Problem.
Work out how many lines in the listing below include the word "Vandana"; answer with the number alone.

Data section.
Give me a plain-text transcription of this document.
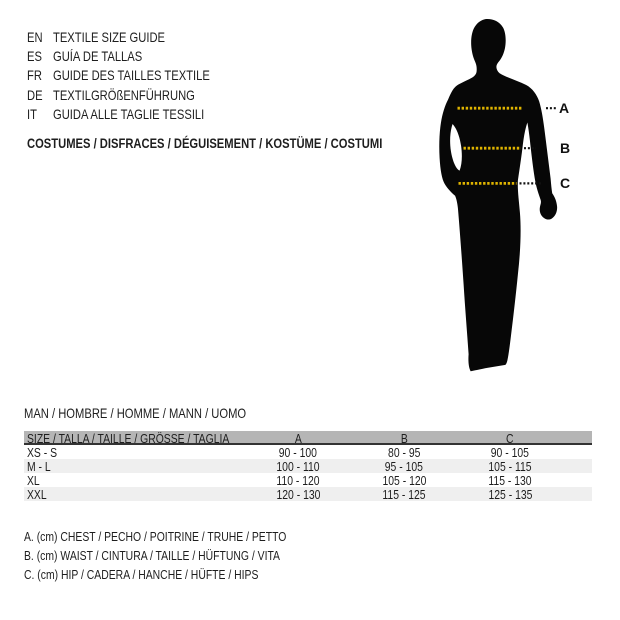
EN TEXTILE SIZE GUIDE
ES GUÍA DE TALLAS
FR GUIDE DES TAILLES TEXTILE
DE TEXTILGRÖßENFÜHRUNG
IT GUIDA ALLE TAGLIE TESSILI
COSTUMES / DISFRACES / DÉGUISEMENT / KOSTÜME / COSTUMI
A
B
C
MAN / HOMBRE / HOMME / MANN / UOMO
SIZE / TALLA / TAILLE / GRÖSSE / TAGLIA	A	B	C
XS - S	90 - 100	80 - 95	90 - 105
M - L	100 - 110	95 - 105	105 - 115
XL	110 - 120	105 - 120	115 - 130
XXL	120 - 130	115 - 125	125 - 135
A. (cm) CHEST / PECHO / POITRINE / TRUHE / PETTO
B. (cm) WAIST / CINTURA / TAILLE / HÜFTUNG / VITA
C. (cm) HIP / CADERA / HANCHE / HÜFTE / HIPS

--

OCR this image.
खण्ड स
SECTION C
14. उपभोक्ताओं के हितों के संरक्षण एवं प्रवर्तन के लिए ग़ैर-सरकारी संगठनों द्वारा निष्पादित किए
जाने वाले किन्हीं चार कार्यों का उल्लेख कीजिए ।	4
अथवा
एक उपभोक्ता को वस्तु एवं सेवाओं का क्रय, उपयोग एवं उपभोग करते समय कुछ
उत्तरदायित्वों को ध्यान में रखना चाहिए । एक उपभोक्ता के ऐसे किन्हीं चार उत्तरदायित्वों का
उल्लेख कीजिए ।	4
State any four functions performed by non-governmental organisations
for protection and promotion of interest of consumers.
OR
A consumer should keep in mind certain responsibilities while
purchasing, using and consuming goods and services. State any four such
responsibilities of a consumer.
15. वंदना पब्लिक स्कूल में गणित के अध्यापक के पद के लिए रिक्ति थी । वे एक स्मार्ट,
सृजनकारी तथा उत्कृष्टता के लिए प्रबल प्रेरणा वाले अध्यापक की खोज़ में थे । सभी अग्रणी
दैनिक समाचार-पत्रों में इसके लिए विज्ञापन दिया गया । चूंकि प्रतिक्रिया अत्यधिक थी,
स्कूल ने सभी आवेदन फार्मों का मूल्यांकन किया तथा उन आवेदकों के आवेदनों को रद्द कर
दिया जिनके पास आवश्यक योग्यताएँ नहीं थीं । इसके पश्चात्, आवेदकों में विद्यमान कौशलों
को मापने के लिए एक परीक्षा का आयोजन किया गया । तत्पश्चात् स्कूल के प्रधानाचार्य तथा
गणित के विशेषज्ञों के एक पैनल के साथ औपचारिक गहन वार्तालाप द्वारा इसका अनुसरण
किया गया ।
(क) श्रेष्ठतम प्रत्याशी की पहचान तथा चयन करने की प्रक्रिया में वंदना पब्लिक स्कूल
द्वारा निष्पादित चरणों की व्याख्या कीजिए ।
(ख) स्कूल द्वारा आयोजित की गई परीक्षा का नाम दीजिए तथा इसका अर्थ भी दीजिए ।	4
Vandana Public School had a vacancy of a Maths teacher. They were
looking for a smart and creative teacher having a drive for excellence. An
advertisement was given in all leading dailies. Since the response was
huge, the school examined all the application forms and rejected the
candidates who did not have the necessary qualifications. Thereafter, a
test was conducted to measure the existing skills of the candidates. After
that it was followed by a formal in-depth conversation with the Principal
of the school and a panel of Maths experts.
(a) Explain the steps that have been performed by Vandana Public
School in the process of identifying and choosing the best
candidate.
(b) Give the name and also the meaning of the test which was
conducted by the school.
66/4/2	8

Result.
2